** BEGIN **
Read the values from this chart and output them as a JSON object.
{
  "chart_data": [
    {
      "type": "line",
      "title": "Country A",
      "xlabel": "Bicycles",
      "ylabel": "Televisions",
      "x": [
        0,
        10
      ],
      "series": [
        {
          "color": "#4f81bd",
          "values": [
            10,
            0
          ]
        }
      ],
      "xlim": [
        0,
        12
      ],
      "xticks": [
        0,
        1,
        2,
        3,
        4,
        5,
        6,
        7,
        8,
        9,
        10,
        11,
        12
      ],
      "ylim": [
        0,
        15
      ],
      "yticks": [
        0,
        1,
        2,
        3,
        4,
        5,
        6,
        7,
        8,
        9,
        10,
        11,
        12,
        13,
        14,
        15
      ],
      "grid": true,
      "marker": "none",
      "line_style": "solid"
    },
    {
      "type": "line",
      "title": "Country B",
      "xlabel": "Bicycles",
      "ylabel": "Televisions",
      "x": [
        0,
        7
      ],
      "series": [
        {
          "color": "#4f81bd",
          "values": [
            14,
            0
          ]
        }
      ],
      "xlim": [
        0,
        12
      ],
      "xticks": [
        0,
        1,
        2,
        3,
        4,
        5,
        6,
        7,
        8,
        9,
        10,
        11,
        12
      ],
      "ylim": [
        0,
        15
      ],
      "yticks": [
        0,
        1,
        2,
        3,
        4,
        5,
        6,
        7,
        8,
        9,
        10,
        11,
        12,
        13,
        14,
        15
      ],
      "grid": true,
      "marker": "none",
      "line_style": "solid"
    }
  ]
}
** END **
*PROBLEM REQUIREMENTS:*
Copy out the full listing exactly.

*IN RESPONSE:*
Read the values from this chart and output them as a JSON object.
{
  "chart_data": [
    {
      "type": "line",
      "title": "Country A",
      "xlabel": "Bicycles",
      "ylabel": "Televisions",
      "x": [
        0,
        10
      ],
      "series": [
        {
          "color": "#4f81bd",
          "values": [
            10,
            0
          ]
        }
      ],
      "xlim": [
        0,
        12
      ],
      "xticks": [
        0,
        1,
        2,
        3,
        4,
        5,
        6,
        7,
        8,
        9,
        10,
        11,
        12
      ],
      "ylim": [
        0,
        15
      ],
      "yticks": [
        0,
        1,
        2,
        3,
        4,
        5,
        6,
        7,
        8,
        9,
        10,
        11,
        12,
        13,
        14,
        15
      ],
      "grid": true,
      "marker": "none",
      "line_style": "solid"
    },
    {
      "type": "line",
      "title": "Country B",
      "xlabel": "Bicycles",
      "ylabel": "Televisions",
      "x": [
        0,
        7
      ],
      "series": [
        {
          "color": "#4f81bd",
          "values": [
            14,
            0
          ]
        }
      ],
      "xlim": [
        0,
        12
      ],
      "xticks": [
        0,
        1,
        2,
        3,
        4,
        5,
        6,
        7,
        8,
        9,
        10,
        11,
        12
      ],
      "ylim": [
        0,
        15
      ],
      "yticks": [
        0,
        1,
        2,
        3,
        4,
        5,
        6,
        7,
        8,
        9,
        10,
        11,
        12,
        13,
        14,
        15
      ],
      "grid": true,
      "marker": "none",
      "line_style": "solid"
    }
  ]
}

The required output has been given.